- **Stated problem**: Find each line holding "Humidity" and copy it out.
☆ ☆ ☆ ☆ ☆
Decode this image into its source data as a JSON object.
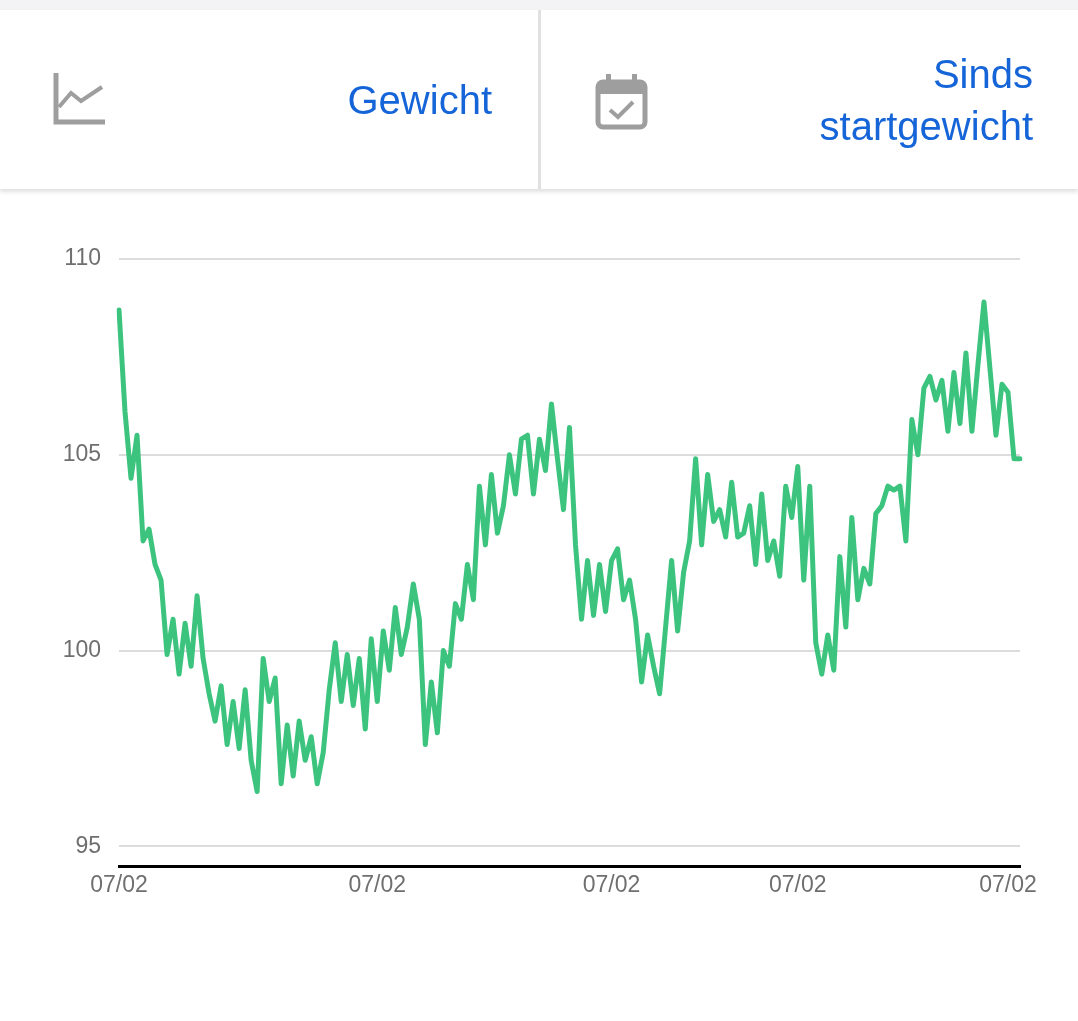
{
  "chart_data": {
    "type": "line",
    "annotations": [
      "Gewicht",
      "Sinds startgewicht"
    ],
    "categories": [
      "07/02",
      null,
      null,
      null,
      null,
      null,
      null,
      null,
      null,
      null,
      null,
      null,
      null,
      null,
      null,
      null,
      null,
      null,
      null,
      null,
      null,
      null,
      null,
      null,
      null,
      null,
      null,
      null,
      null,
      null,
      null,
      null,
      null,
      null,
      null,
      null,
      null,
      null,
      null,
      null,
      null,
      null,
      null,
      "07/02",
      null,
      null,
      null,
      null,
      null,
      null,
      null,
      null,
      null,
      null,
      null,
      null,
      null,
      null,
      null,
      null,
      null,
      null,
      null,
      null,
      null,
      null,
      null,
      null,
      null,
      null,
      null,
      null,
      null,
      null,
      null,
      null,
      null,
      null,
      null,
      null,
      null,
      null,
      "07/02",
      null,
      null,
      null,
      null,
      null,
      null,
      null,
      null,
      null,
      null,
      null,
      null,
      null,
      null,
      null,
      null,
      null,
      null,
      null,
      null,
      null,
      null,
      null,
      null,
      null,
      null,
      null,
      null,
      null,
      null,
      "07/02",
      null,
      null,
      null,
      null,
      null,
      null,
      null,
      null,
      null,
      null,
      null,
      null,
      null,
      null,
      null,
      null,
      null,
      null,
      null,
      null,
      null,
      null,
      null,
      null,
      null,
      null,
      null,
      null,
      null,
      null,
      null,
      null,
      null,
      null,
      "07/02",
      null,
      null
    ],
    "series": [
      {
        "color": "#3cc47f",
        "values": [
          108.7,
          106.1,
          104.4,
          105.5,
          102.8,
          103.1,
          102.2,
          101.8,
          99.9,
          100.8,
          99.4,
          100.7,
          99.6,
          101.4,
          99.8,
          98.9,
          98.2,
          99.1,
          97.6,
          98.7,
          97.5,
          99.0,
          97.2,
          96.4,
          99.8,
          98.7,
          99.3,
          96.6,
          98.1,
          96.8,
          98.2,
          97.2,
          97.8,
          96.6,
          97.4,
          99.0,
          100.2,
          98.7,
          99.9,
          98.6,
          99.8,
          98.0,
          100.3,
          98.7,
          100.5,
          99.5,
          101.1,
          99.9,
          100.6,
          101.7,
          100.8,
          97.6,
          99.2,
          97.9,
          100.0,
          99.6,
          101.2,
          100.8,
          102.2,
          101.3,
          104.2,
          102.7,
          104.5,
          103.0,
          103.7,
          105.0,
          104.0,
          105.4,
          105.5,
          104.0,
          105.4,
          104.6,
          106.3,
          104.9,
          103.6,
          105.7,
          102.7,
          100.8,
          102.3,
          100.9,
          102.2,
          101.0,
          102.3,
          102.6,
          101.3,
          101.8,
          100.8,
          99.2,
          100.4,
          99.6,
          98.9,
          100.6,
          102.3,
          100.5,
          102.0,
          102.8,
          104.9,
          102.7,
          104.5,
          103.3,
          103.6,
          102.9,
          104.3,
          102.9,
          103.0,
          103.7,
          102.2,
          104.0,
          102.3,
          102.8,
          101.9,
          104.2,
          103.4,
          104.7,
          101.8,
          104.2,
          100.2,
          99.4,
          100.4,
          99.5,
          102.4,
          100.6,
          103.4,
          101.3,
          102.1,
          101.7,
          103.5,
          103.7,
          104.2,
          104.1,
          104.2,
          102.8,
          105.9,
          105.0,
          106.7,
          107.0,
          106.4,
          106.9,
          105.6,
          107.1,
          105.8,
          107.6,
          105.6,
          107.3,
          108.9,
          107.2,
          105.5,
          106.8,
          106.6,
          104.9,
          104.9
        ]
      }
    ],
    "ylim": [
      94.5,
      110
    ],
    "yticks": [
      95,
      100,
      105,
      110
    ],
    "grid": "y",
    "marker": "none",
    "line_style": "solid"
  }
}
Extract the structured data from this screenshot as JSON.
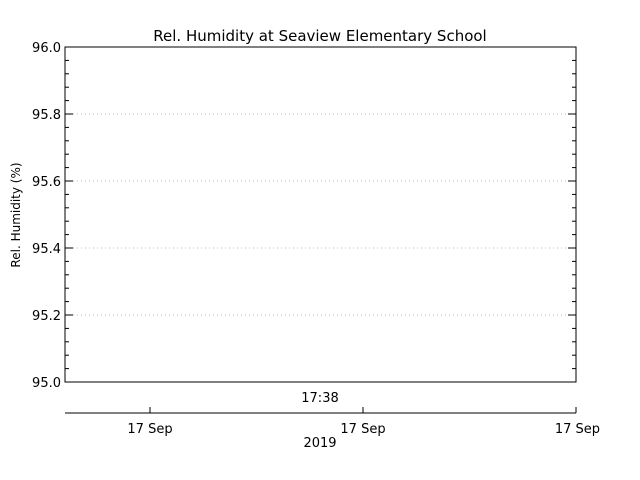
{
  "chart_data": {
    "type": "line",
    "title": "Rel. Humidity at Seaview Elementary School",
    "ylabel": "Rel. Humidity (%)",
    "xlabel": "",
    "ylim": [
      95.0,
      96.0
    ],
    "y_ticks": [
      95.0,
      95.2,
      95.4,
      95.6,
      95.8,
      96.0
    ],
    "y_tick_labels": [
      "95.0",
      "95.2",
      "95.4",
      "95.6",
      "95.8",
      "96.0"
    ],
    "grid": true,
    "time_label": "17:38",
    "date_ticks": [
      "17 Sep",
      "17 Sep",
      "17 Sep"
    ],
    "year_label": "2019",
    "series": []
  }
}
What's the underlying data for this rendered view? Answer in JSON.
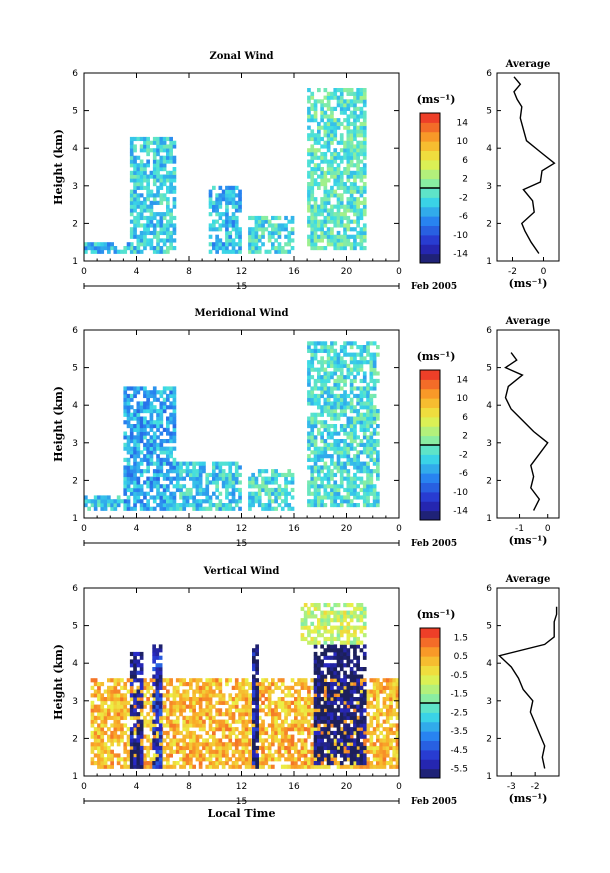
{
  "chart_data": [
    {
      "type": "heatmap",
      "title": "Zonal Wind",
      "ylabel": "Height (km)",
      "ylim": [
        1,
        6
      ],
      "xlim": [
        0,
        24
      ],
      "x_ticks": [
        "0",
        "4",
        "8",
        "12",
        "16",
        "20",
        "0"
      ],
      "y_ticks": [
        "1",
        "2",
        "3",
        "4",
        "5",
        "6"
      ],
      "date_day": "15",
      "date_label": "Feb 2005",
      "colorbar": {
        "unit": "(ms⁻¹)",
        "ticks": [
          "14",
          "10",
          "6",
          "2",
          "-2",
          "-6",
          "-10",
          "-14"
        ],
        "min": -16,
        "max": 16
      },
      "regions": [
        {
          "x": [
            3.5,
            7.0
          ],
          "y": [
            1.2,
            4.3
          ],
          "value": -3
        },
        {
          "x": [
            9.5,
            12.0
          ],
          "y": [
            1.2,
            3.0
          ],
          "value": -4
        },
        {
          "x": [
            12.5,
            16.0
          ],
          "y": [
            1.2,
            2.2
          ],
          "value": -2
        },
        {
          "x": [
            17.0,
            21.5
          ],
          "y": [
            1.3,
            5.5
          ],
          "value": -1
        },
        {
          "x": [
            0.0,
            3.5
          ],
          "y": [
            1.2,
            1.5
          ],
          "value": -4
        }
      ],
      "average": {
        "title": "Average",
        "xlabel": "(ms⁻¹)",
        "xlim": [
          -3,
          1
        ],
        "x_ticks": [
          "-2",
          "0"
        ],
        "height": [
          1.2,
          1.5,
          1.8,
          2.0,
          2.3,
          2.6,
          2.9,
          3.1,
          3.4,
          3.6,
          3.9,
          4.2,
          4.5,
          4.8,
          5.1,
          5.3,
          5.5,
          5.7,
          5.9
        ],
        "value": [
          -0.3,
          -0.8,
          -1.2,
          -1.4,
          -0.6,
          -0.7,
          -1.3,
          -0.2,
          -0.1,
          0.7,
          -0.2,
          -1.1,
          -1.3,
          -1.5,
          -1.4,
          -1.7,
          -1.9,
          -1.5,
          -1.9
        ]
      }
    },
    {
      "type": "heatmap",
      "title": "Meridional Wind",
      "ylabel": "Height (km)",
      "ylim": [
        1,
        6
      ],
      "xlim": [
        0,
        24
      ],
      "x_ticks": [
        "0",
        "4",
        "8",
        "12",
        "16",
        "20",
        "0"
      ],
      "y_ticks": [
        "1",
        "2",
        "3",
        "4",
        "5",
        "6"
      ],
      "date_day": "15",
      "date_label": "Feb 2005",
      "colorbar": {
        "unit": "(ms⁻¹)",
        "ticks": [
          "14",
          "10",
          "6",
          "2",
          "-2",
          "-6",
          "-10",
          "-14"
        ],
        "min": -16,
        "max": 16
      },
      "regions": [
        {
          "x": [
            3.0,
            7.0
          ],
          "y": [
            1.2,
            4.5
          ],
          "value": -5
        },
        {
          "x": [
            7.0,
            12.0
          ],
          "y": [
            1.2,
            2.5
          ],
          "value": -3
        },
        {
          "x": [
            12.5,
            16.0
          ],
          "y": [
            1.2,
            2.3
          ],
          "value": -2
        },
        {
          "x": [
            17.0,
            22.5
          ],
          "y": [
            1.3,
            5.6
          ],
          "value": -2
        },
        {
          "x": [
            0.0,
            3.0
          ],
          "y": [
            1.2,
            1.6
          ],
          "value": -3
        }
      ],
      "average": {
        "title": "Average",
        "xlabel": "(ms⁻¹)",
        "xlim": [
          -1.8,
          0.4
        ],
        "x_ticks": [
          "-1",
          "0"
        ],
        "height": [
          1.2,
          1.5,
          1.8,
          2.1,
          2.4,
          2.7,
          3.0,
          3.3,
          3.6,
          3.9,
          4.2,
          4.5,
          4.8,
          5.0,
          5.2,
          5.4
        ],
        "value": [
          -0.5,
          -0.3,
          -0.6,
          -0.5,
          -0.6,
          -0.3,
          0.0,
          -0.5,
          -0.9,
          -1.3,
          -1.5,
          -1.4,
          -0.9,
          -1.5,
          -1.1,
          -1.3
        ]
      }
    },
    {
      "type": "heatmap",
      "title": "Vertical Wind",
      "xlabel": "Local Time",
      "ylabel": "Height (km)",
      "ylim": [
        1,
        6
      ],
      "xlim": [
        0,
        24
      ],
      "x_ticks": [
        "0",
        "4",
        "8",
        "12",
        "16",
        "20",
        "0"
      ],
      "y_ticks": [
        "1",
        "2",
        "3",
        "4",
        "5",
        "6"
      ],
      "date_day": "15",
      "date_label": "Feb 2005",
      "colorbar": {
        "unit": "(ms⁻¹)",
        "ticks": [
          "1.5",
          "0.5",
          "-0.5",
          "-1.5",
          "-2.5",
          "-3.5",
          "-4.5",
          "-5.5"
        ],
        "min": -6.0,
        "max": 2.0
      },
      "regions": [
        {
          "x": [
            0.5,
            24.0
          ],
          "y": [
            1.2,
            3.6
          ],
          "value": 0.3
        },
        {
          "x": [
            3.5,
            4.3
          ],
          "y": [
            1.2,
            4.3
          ],
          "value": -5.5
        },
        {
          "x": [
            5.2,
            5.8
          ],
          "y": [
            1.2,
            4.5
          ],
          "value": -5.0
        },
        {
          "x": [
            12.8,
            13.3
          ],
          "y": [
            1.2,
            4.5
          ],
          "value": -5.5
        },
        {
          "x": [
            17.5,
            21.5
          ],
          "y": [
            1.3,
            4.5
          ],
          "value": -5.9
        },
        {
          "x": [
            16.5,
            21.5
          ],
          "y": [
            4.5,
            5.5
          ],
          "value": -1.0
        }
      ],
      "average": {
        "title": "Average",
        "xlabel": "(ms⁻¹)",
        "xlim": [
          -3.6,
          -1.0
        ],
        "x_ticks": [
          "-3",
          "-2"
        ],
        "height": [
          1.2,
          1.5,
          1.8,
          2.1,
          2.4,
          2.7,
          3.0,
          3.3,
          3.6,
          3.9,
          4.2,
          4.5,
          4.7,
          4.9,
          5.1,
          5.3,
          5.5
        ],
        "value": [
          -1.6,
          -1.7,
          -1.6,
          -1.8,
          -2.0,
          -2.2,
          -2.1,
          -2.5,
          -2.7,
          -3.0,
          -3.5,
          -1.6,
          -1.2,
          -1.2,
          -1.2,
          -1.1,
          -1.1
        ]
      }
    }
  ]
}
☆ ☆ ☆ ☆ ☆
- **Final result**:
    "title": "Rel. Humidity at Seaview Elementary School",
    "ylabel": "Rel. Humidity (%)",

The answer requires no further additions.